▶ Stated goal
Reproduce exactly the lines below, starting at the line that contains "Type out the text in this image." and ending with the last line of the records, both included; leave out any pictures.

▶ Data in this exercise
------------------------------
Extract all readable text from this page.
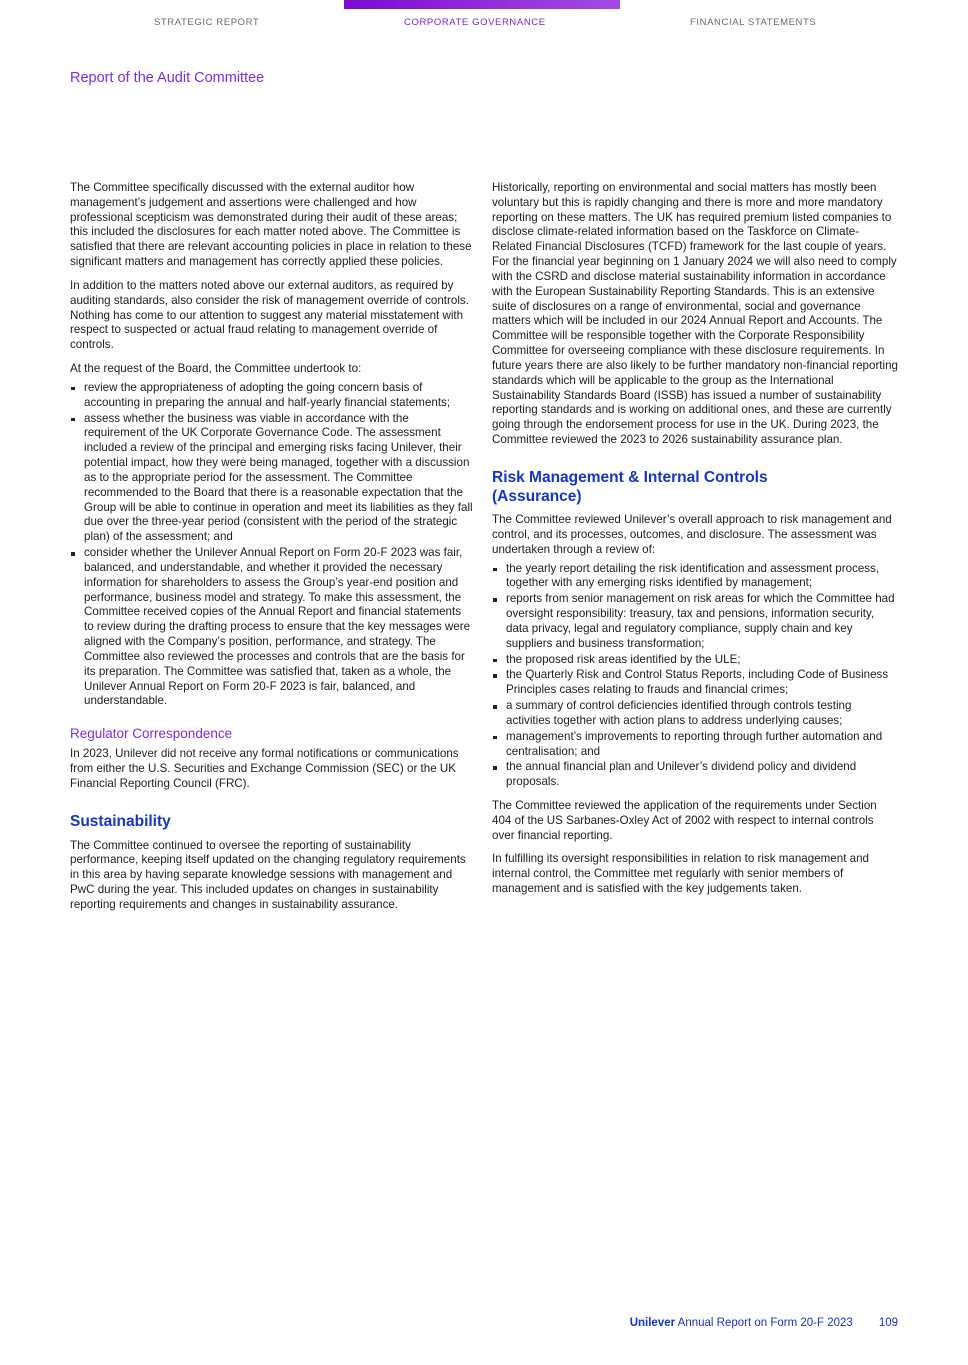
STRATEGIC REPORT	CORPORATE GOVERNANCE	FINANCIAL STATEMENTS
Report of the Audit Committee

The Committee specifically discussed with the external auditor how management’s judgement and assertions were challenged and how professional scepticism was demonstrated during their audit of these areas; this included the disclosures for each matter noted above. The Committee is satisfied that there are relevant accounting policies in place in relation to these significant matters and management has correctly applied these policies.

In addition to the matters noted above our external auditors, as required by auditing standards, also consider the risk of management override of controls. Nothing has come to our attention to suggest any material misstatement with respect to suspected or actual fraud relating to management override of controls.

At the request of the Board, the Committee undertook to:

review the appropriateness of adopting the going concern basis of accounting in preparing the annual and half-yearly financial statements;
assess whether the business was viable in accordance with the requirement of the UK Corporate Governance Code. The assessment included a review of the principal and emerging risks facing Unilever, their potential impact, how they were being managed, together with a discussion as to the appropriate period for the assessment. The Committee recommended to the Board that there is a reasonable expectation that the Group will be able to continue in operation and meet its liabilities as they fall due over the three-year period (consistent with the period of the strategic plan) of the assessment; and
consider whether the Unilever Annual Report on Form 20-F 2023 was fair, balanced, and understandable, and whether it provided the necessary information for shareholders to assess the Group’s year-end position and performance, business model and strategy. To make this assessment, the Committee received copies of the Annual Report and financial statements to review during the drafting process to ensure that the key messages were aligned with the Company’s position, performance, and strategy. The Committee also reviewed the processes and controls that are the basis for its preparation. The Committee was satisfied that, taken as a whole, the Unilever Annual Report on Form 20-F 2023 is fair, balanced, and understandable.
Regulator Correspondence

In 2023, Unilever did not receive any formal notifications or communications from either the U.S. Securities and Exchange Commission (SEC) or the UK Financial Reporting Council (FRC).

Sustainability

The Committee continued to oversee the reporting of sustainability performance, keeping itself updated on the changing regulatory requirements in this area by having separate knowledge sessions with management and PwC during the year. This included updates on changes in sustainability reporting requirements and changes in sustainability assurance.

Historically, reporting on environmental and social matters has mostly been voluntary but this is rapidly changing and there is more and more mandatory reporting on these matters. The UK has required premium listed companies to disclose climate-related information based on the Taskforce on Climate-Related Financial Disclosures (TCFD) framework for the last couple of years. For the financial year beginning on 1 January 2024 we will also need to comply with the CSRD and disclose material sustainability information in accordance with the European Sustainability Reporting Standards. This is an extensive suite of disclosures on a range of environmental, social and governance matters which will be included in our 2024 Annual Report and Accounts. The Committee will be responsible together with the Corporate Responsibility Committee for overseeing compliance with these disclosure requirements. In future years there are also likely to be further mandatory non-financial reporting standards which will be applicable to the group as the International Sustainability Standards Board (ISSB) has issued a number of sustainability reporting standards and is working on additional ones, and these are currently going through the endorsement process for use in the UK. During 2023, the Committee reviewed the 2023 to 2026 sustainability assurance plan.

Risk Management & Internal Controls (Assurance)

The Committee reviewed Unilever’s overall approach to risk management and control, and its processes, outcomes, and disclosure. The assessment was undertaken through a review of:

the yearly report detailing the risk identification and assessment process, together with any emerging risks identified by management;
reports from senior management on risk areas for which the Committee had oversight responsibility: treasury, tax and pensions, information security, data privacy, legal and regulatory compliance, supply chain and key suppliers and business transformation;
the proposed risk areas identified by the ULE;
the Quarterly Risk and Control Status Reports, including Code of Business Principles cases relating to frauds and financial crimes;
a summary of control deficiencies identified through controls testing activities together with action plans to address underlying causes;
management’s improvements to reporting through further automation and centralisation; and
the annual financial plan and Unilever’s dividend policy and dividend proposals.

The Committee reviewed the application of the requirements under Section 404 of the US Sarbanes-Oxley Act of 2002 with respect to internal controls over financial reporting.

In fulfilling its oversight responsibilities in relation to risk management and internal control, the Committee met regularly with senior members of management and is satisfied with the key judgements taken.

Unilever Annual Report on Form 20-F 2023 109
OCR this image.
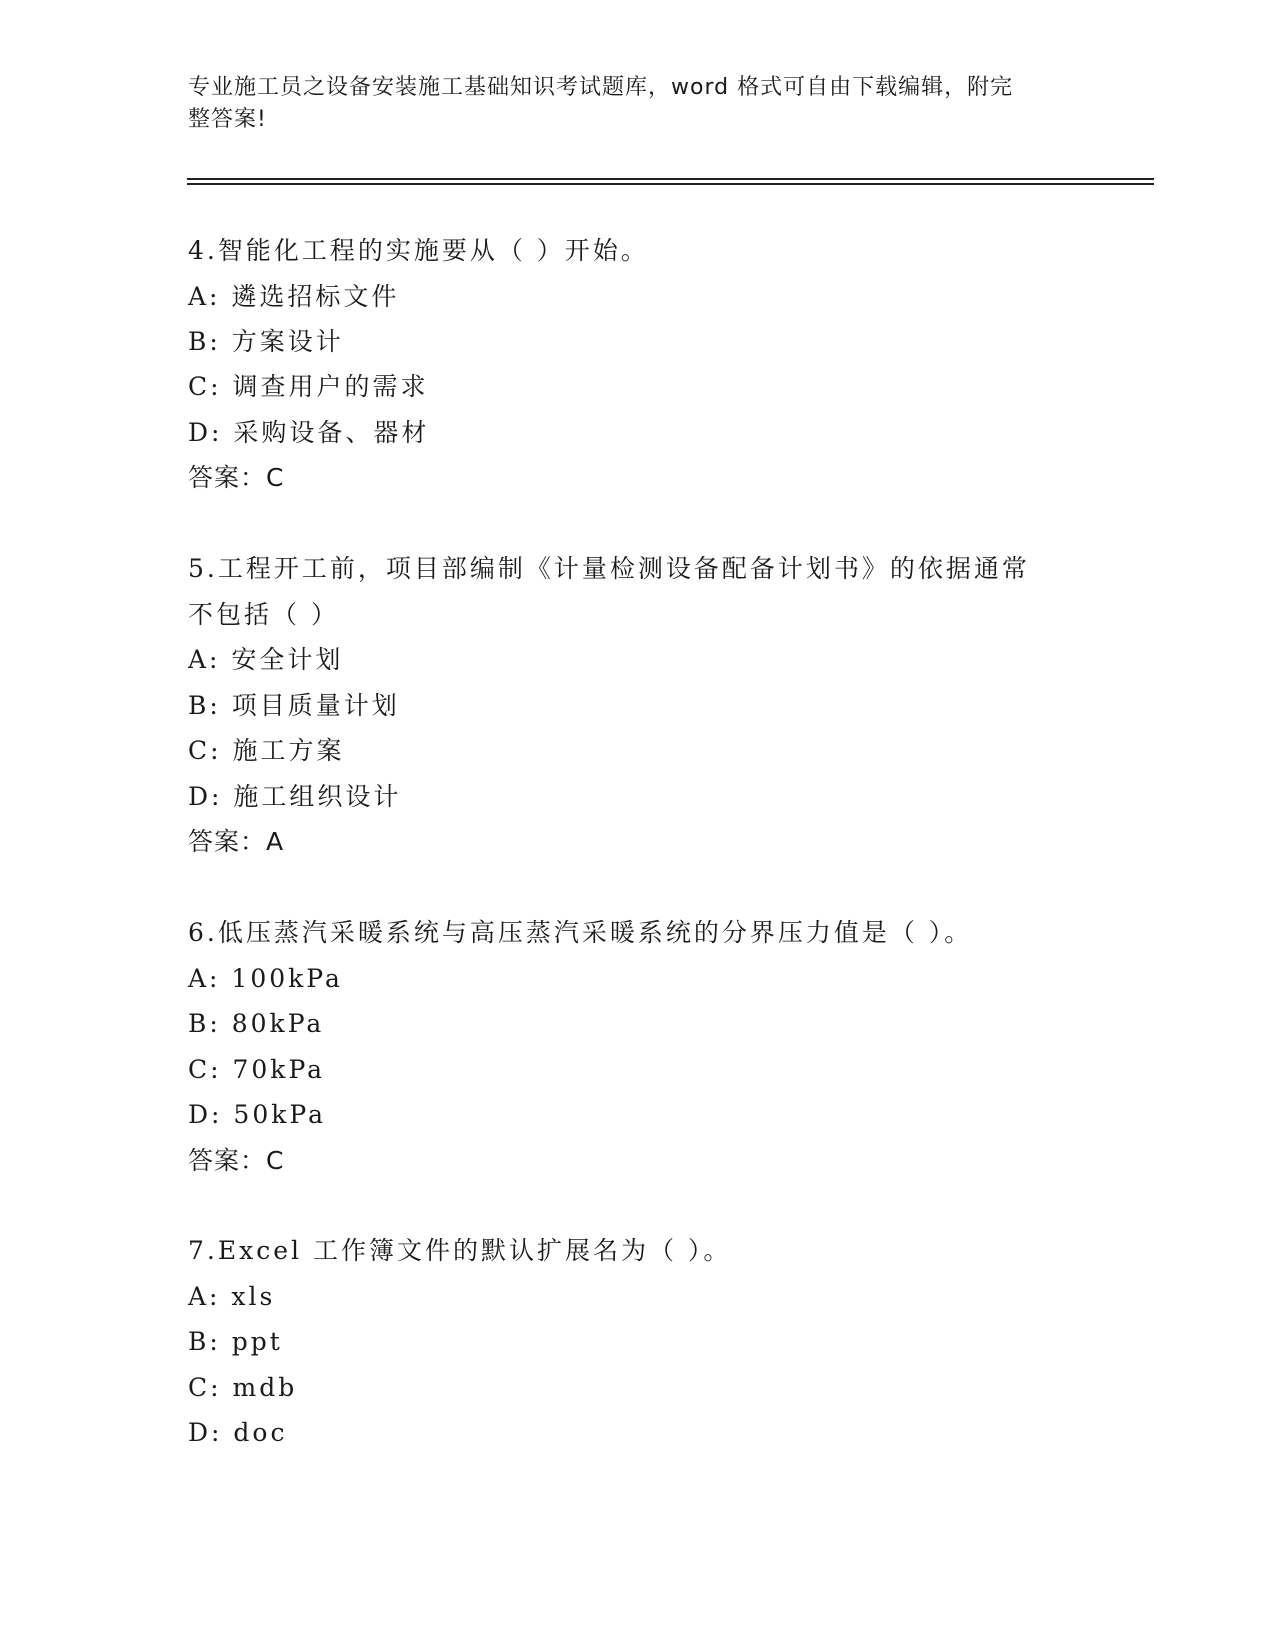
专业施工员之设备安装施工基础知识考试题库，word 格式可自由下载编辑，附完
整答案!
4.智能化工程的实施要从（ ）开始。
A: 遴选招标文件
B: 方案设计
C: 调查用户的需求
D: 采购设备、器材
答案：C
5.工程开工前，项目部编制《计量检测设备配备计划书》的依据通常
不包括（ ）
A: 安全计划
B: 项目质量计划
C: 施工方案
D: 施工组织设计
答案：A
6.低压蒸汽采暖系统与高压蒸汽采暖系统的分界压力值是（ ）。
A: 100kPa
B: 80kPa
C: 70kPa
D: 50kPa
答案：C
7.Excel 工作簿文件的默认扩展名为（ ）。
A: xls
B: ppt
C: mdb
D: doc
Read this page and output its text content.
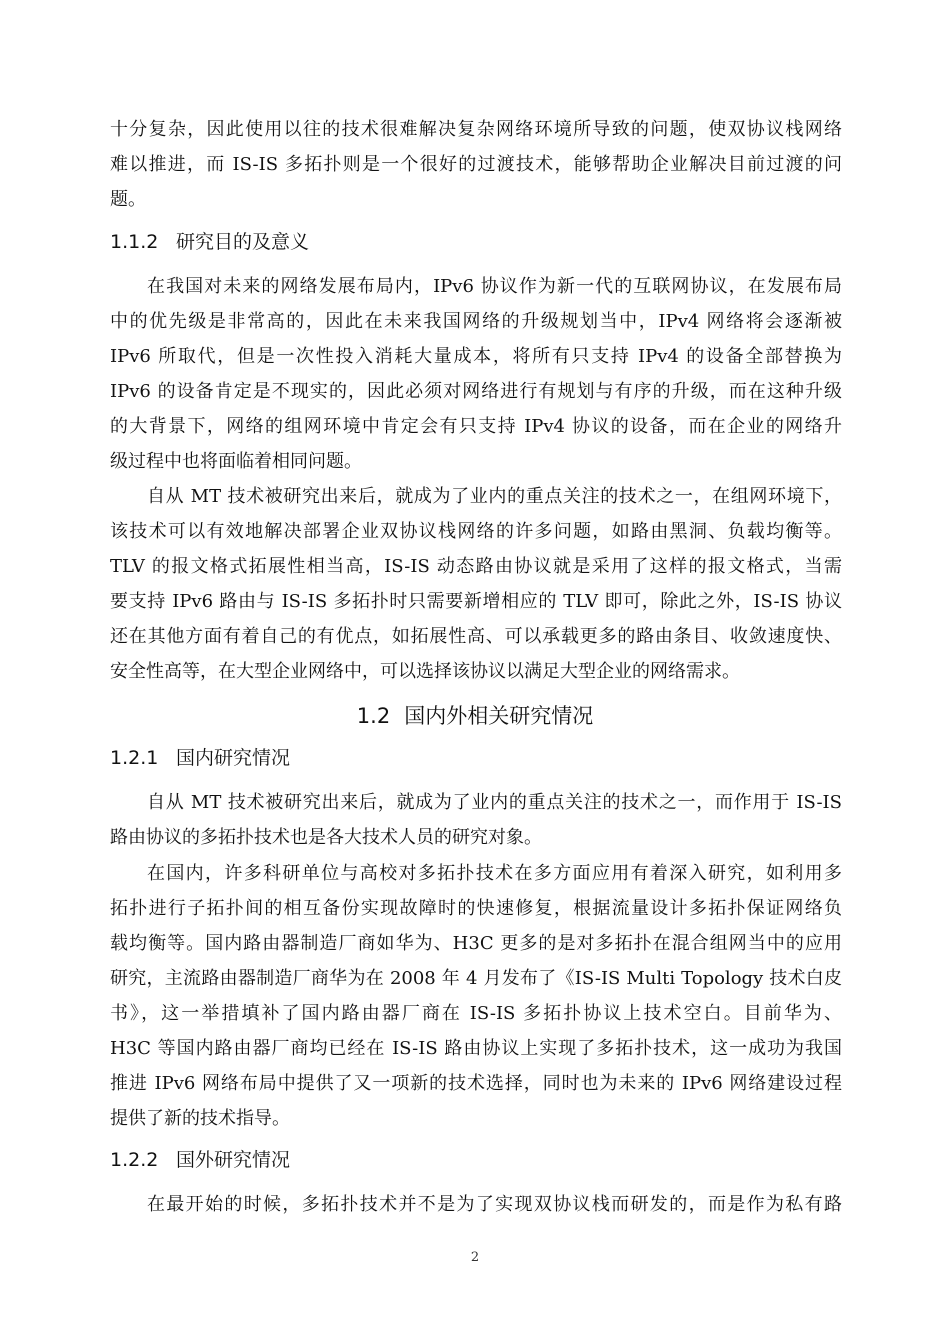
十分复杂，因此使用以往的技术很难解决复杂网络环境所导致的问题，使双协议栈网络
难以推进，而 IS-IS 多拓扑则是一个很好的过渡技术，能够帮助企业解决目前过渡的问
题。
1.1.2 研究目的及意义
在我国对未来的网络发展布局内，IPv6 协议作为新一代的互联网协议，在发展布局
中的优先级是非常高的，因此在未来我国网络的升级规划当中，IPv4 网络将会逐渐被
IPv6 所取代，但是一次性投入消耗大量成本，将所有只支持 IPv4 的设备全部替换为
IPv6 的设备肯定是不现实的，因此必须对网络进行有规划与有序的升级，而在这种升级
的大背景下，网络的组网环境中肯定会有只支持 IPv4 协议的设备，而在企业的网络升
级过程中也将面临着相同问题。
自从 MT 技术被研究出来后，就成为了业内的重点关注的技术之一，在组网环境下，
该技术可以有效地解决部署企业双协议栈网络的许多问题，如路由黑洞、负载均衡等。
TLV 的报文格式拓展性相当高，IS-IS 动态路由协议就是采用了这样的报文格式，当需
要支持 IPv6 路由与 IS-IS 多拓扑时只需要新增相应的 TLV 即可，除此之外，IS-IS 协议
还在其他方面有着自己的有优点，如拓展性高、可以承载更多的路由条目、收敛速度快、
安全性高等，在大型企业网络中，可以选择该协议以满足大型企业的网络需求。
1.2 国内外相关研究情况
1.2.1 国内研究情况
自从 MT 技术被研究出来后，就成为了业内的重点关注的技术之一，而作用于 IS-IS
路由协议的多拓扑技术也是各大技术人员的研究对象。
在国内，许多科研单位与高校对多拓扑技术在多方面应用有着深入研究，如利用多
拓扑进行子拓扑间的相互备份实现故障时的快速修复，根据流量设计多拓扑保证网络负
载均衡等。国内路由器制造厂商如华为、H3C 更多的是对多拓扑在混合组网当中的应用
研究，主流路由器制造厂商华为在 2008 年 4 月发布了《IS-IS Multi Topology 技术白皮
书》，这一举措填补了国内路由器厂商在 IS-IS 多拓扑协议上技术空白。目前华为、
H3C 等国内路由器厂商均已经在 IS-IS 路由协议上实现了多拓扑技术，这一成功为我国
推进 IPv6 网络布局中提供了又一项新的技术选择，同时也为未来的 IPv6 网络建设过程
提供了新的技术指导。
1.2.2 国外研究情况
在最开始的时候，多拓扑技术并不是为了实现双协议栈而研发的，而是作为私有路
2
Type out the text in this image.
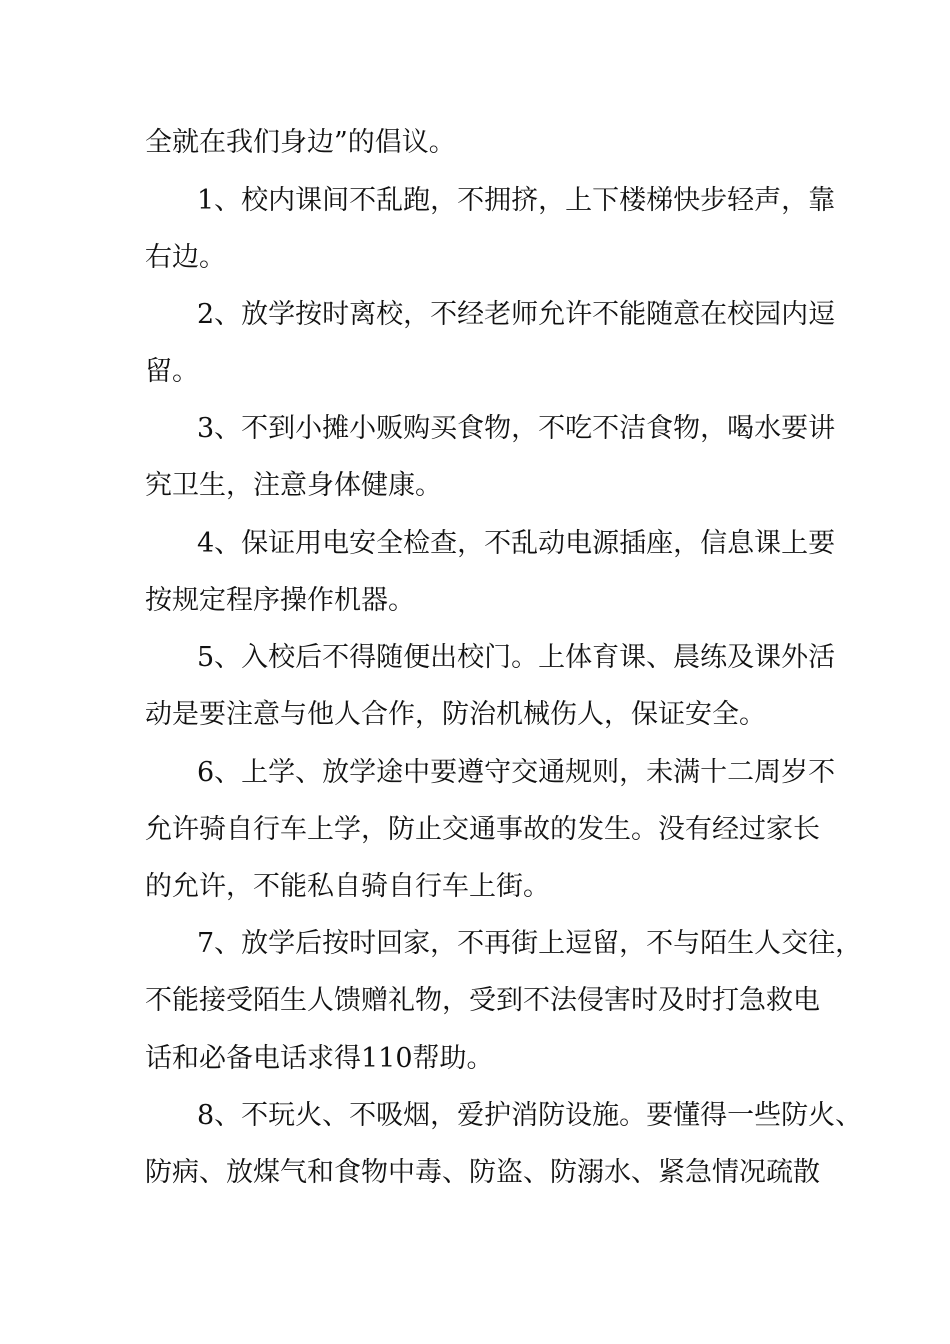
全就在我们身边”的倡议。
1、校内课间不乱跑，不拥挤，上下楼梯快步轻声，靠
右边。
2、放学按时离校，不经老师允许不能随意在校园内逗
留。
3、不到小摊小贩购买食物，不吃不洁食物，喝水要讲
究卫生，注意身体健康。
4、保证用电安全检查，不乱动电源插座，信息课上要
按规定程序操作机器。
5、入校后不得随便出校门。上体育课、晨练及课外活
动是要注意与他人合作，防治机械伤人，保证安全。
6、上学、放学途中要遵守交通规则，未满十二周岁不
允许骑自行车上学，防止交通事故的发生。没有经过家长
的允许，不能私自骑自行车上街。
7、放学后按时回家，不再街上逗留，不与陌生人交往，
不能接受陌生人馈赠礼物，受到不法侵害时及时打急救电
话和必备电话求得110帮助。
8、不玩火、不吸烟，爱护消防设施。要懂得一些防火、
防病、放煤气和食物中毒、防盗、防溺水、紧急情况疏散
------------------------------
▶ Solution to the exercise
Type out the text in this image.
全就在我们身边”的倡议。
1、校内课间不乱跑，不拥挤，上下楼梯快步轻声，靠
右边。
2、放学按时离校，不经老师允许不能随意在校园内逗
留。
3、不到小摊小贩购买食物，不吃不洁食物，喝水要讲
究卫生，注意身体健康。
4、保证用电安全检查，不乱动电源插座，信息课上要
按规定程序操作机器。
5、入校后不得随便出校门。上体育课、晨练及课外活
动是要注意与他人合作，防治机械伤人，保证安全。
6、上学、放学途中要遵守交通规则，未满十二周岁不
允许骑自行车上学，防止交通事故的发生。没有经过家长
的允许，不能私自骑自行车上街。
7、放学后按时回家，不再街上逗留，不与陌生人交往，
不能接受陌生人馈赠礼物，受到不法侵害时及时打急救电
话和必备电话求得110帮助。
8、不玩火、不吸烟，爱护消防设施。要懂得一些防火、
防病、放煤气和食物中毒、防盗、防溺水、紧急情况疏散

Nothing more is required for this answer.